(Saved data entries)

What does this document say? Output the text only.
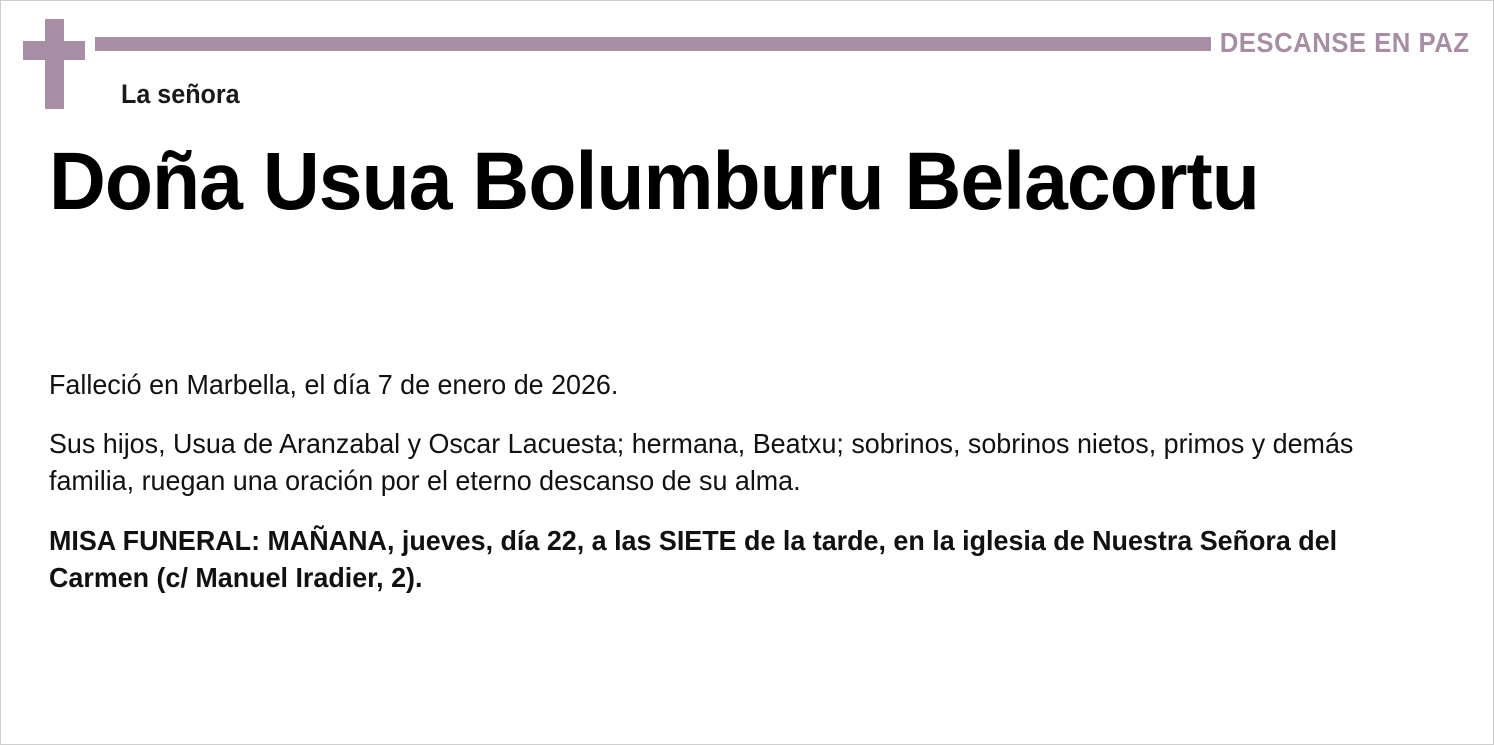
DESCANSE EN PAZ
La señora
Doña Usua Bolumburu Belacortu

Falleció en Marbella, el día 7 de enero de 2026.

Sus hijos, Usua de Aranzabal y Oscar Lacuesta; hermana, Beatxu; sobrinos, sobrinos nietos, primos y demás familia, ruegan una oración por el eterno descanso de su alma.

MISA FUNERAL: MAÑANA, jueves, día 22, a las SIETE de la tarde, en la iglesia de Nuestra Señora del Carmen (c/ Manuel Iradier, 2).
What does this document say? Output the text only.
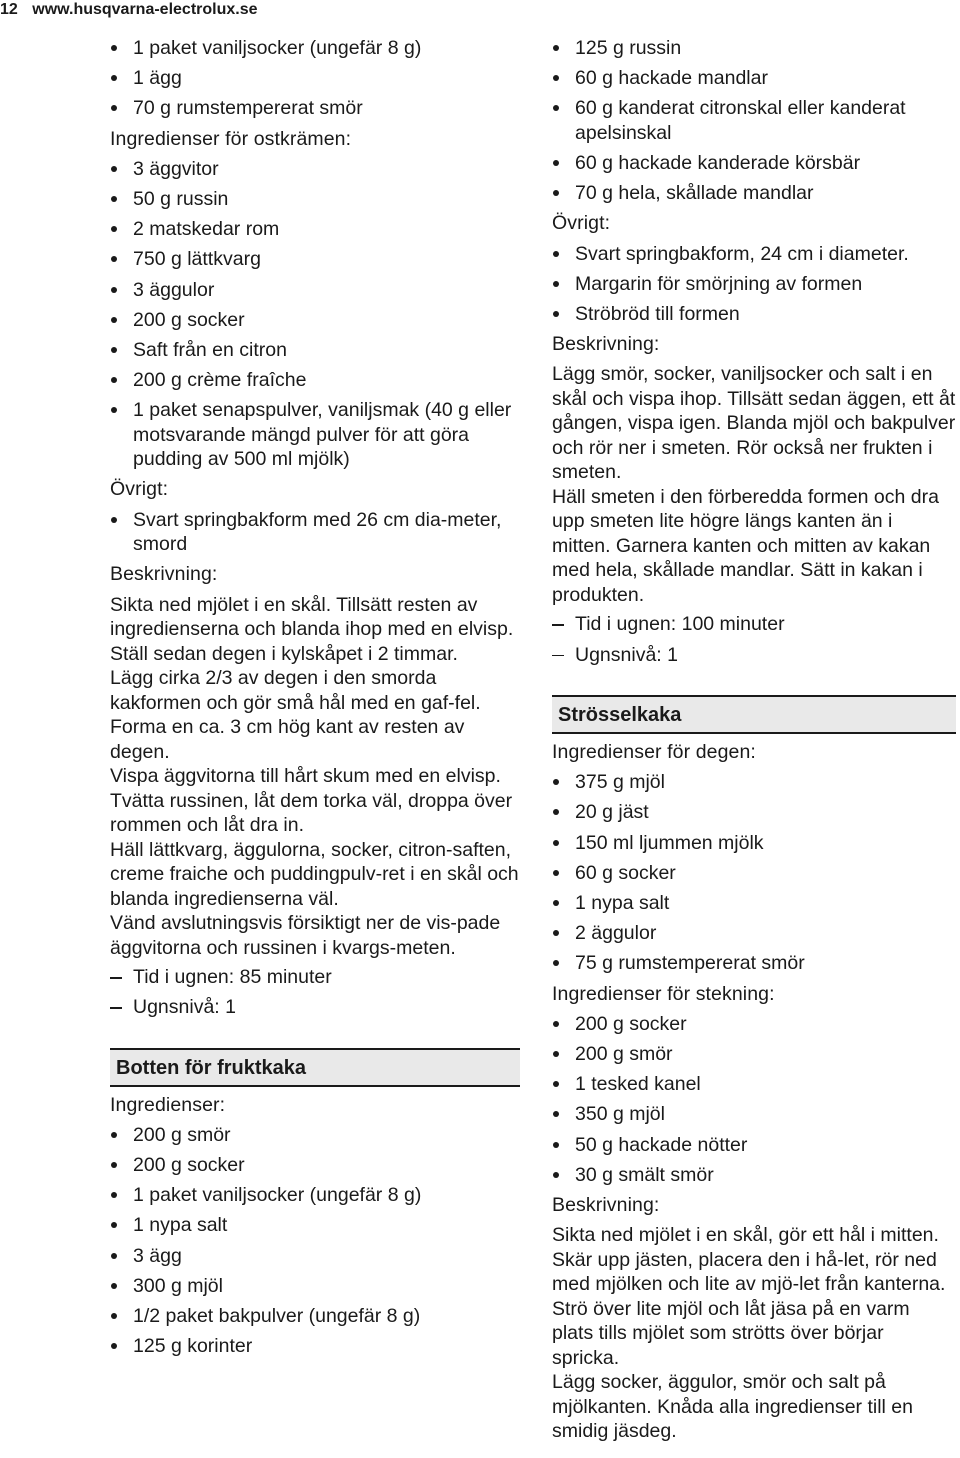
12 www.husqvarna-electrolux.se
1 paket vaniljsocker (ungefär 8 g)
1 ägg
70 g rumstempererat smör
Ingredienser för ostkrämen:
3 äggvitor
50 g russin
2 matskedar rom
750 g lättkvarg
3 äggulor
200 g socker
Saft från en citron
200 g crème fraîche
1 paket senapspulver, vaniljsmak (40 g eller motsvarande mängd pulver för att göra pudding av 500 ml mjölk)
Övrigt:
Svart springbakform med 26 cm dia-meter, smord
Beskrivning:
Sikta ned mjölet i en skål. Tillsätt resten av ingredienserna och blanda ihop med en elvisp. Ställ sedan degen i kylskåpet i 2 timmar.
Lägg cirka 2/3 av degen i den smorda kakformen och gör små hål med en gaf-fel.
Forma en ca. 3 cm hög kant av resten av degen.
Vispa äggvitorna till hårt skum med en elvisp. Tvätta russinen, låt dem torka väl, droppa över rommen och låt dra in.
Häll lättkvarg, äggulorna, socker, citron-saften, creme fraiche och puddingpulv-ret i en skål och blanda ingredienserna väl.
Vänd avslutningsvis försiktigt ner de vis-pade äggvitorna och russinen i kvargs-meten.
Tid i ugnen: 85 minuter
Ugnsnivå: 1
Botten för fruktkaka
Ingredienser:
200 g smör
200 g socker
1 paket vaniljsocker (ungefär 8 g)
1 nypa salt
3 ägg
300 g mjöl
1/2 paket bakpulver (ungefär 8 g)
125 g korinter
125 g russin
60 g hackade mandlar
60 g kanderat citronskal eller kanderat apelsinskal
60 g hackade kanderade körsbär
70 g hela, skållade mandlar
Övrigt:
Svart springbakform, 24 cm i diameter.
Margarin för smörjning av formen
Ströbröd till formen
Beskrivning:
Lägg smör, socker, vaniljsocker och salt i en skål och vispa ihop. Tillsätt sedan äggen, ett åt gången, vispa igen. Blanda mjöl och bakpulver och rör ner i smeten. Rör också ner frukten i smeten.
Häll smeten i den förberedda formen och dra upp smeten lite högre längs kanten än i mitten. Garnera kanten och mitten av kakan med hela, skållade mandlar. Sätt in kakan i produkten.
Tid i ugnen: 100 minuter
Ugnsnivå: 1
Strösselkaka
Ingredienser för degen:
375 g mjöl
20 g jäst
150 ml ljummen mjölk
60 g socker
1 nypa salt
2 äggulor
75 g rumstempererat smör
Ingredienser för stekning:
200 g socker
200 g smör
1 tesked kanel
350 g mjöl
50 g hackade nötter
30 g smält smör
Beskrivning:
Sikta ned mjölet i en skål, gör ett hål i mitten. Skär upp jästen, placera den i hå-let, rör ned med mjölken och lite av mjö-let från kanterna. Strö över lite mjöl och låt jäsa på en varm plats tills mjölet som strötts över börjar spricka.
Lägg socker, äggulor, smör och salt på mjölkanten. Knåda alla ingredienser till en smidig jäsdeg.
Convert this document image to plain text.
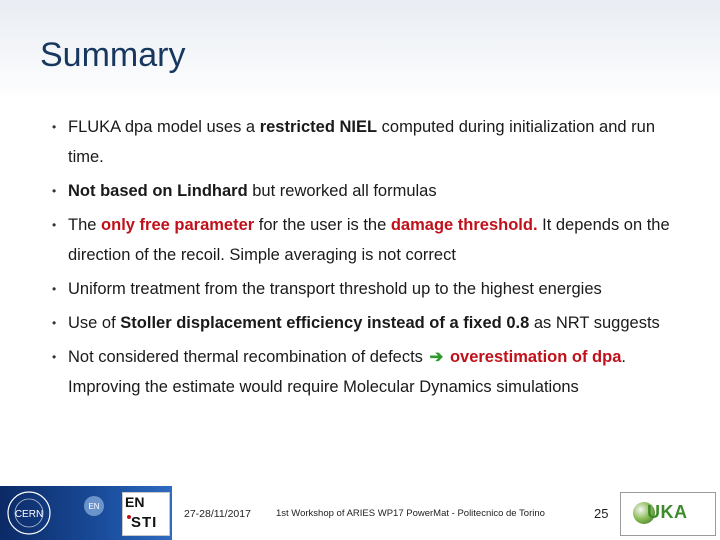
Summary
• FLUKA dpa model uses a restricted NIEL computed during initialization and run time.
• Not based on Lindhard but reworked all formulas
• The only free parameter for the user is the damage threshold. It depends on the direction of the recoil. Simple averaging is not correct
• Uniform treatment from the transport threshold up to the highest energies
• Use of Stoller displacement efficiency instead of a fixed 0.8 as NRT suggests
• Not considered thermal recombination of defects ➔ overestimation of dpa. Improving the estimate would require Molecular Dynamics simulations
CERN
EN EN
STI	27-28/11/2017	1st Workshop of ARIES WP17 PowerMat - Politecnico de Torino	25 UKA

→ **What the task requires**: Find every line above that contains the word "från", and return each one.

→ **Task answer**:
Saft från en citron
Sikta ned mjölet i en skål, gör ett hål i mitten. Skär upp jästen, placera den i hå-let, rör ned med mjölken och lite av mjö-let från kanterna. Strö över lite mjöl och låt jäsa på en varm plats tills mjölet som strötts över börjar spricka.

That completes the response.